-- BEGIN Material supplied --
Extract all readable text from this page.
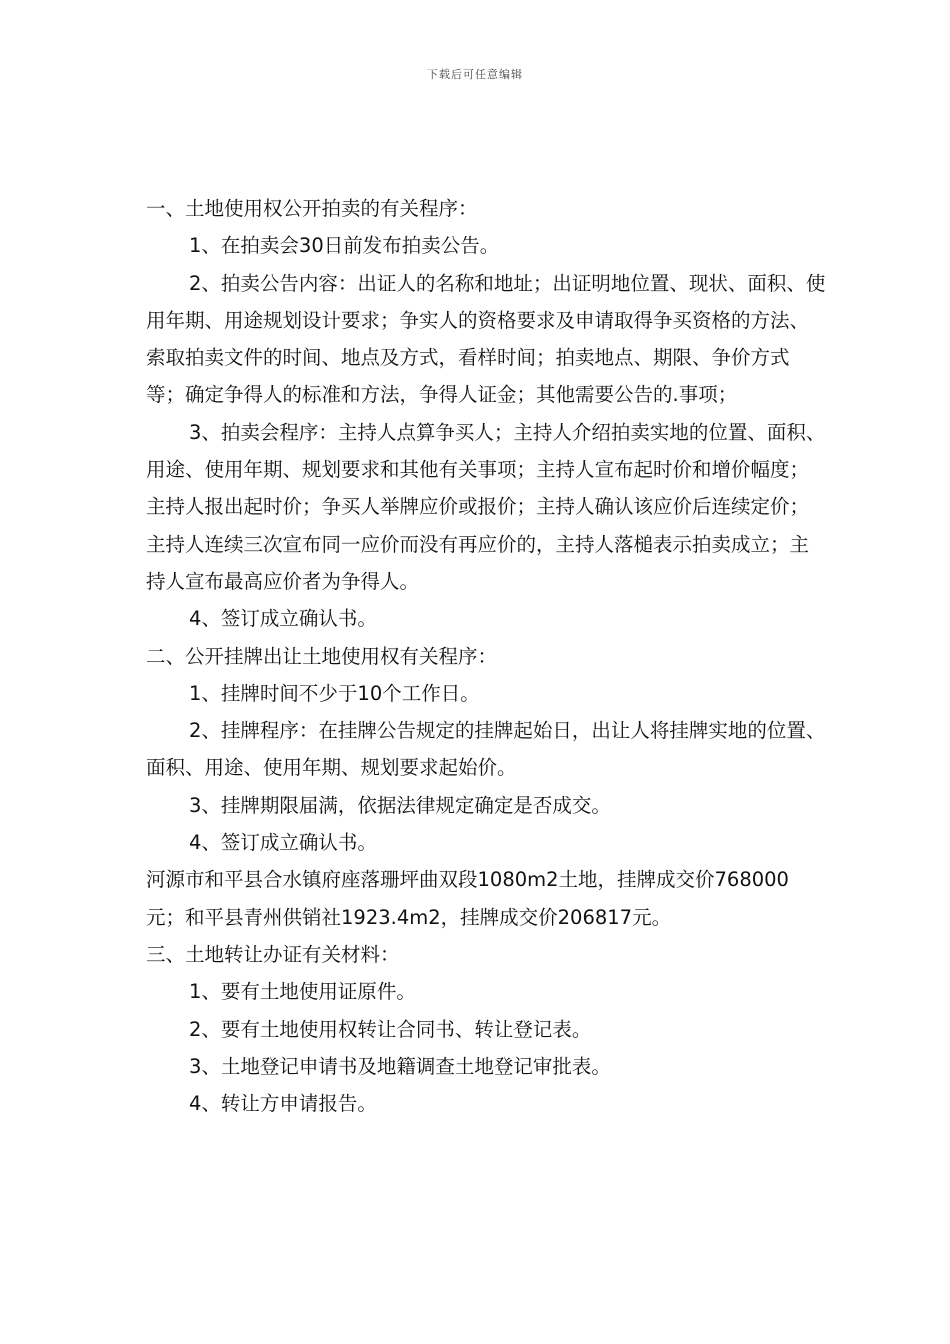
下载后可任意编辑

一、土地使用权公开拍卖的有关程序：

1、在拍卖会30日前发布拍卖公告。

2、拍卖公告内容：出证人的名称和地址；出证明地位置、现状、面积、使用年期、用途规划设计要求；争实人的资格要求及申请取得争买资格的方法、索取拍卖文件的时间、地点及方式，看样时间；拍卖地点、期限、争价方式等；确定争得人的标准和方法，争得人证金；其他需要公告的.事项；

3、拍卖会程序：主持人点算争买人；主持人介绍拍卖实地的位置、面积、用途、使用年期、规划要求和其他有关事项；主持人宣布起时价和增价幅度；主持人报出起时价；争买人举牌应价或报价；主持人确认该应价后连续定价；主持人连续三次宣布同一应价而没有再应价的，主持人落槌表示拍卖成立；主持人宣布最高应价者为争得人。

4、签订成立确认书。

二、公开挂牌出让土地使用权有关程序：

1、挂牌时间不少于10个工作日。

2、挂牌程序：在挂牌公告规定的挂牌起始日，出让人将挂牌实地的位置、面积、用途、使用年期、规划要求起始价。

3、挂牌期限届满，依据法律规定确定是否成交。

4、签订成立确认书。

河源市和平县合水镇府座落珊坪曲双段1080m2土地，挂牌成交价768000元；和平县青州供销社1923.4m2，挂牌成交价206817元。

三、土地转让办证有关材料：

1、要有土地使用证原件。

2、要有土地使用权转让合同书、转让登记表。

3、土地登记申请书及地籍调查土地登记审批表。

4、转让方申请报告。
-- END Material supplied --
### Task goal
Repeat the lines above exactly, and keep every picture out.

### Worked answer
Extract all readable text from this page.
下载后可任意编辑

一、土地使用权公开拍卖的有关程序：

1、在拍卖会30日前发布拍卖公告。

2、拍卖公告内容：出证人的名称和地址；出证明地位置、现状、面积、使用年期、用途规划设计要求；争实人的资格要求及申请取得争买资格的方法、索取拍卖文件的时间、地点及方式，看样时间；拍卖地点、期限、争价方式等；确定争得人的标准和方法，争得人证金；其他需要公告的.事项；

3、拍卖会程序：主持人点算争买人；主持人介绍拍卖实地的位置、面积、用途、使用年期、规划要求和其他有关事项；主持人宣布起时价和增价幅度；主持人报出起时价；争买人举牌应价或报价；主持人确认该应价后连续定价；主持人连续三次宣布同一应价而没有再应价的，主持人落槌表示拍卖成立；主持人宣布最高应价者为争得人。

4、签订成立确认书。

二、公开挂牌出让土地使用权有关程序：

1、挂牌时间不少于10个工作日。

2、挂牌程序：在挂牌公告规定的挂牌起始日，出让人将挂牌实地的位置、面积、用途、使用年期、规划要求起始价。

3、挂牌期限届满，依据法律规定确定是否成交。

4、签订成立确认书。

河源市和平县合水镇府座落珊坪曲双段1080m2土地，挂牌成交价768000元；和平县青州供销社1923.4m2，挂牌成交价206817元。

三、土地转让办证有关材料：

1、要有土地使用证原件。

2、要有土地使用权转让合同书、转让登记表。

3、土地登记申请书及地籍调查土地登记审批表。

4、转让方申请报告。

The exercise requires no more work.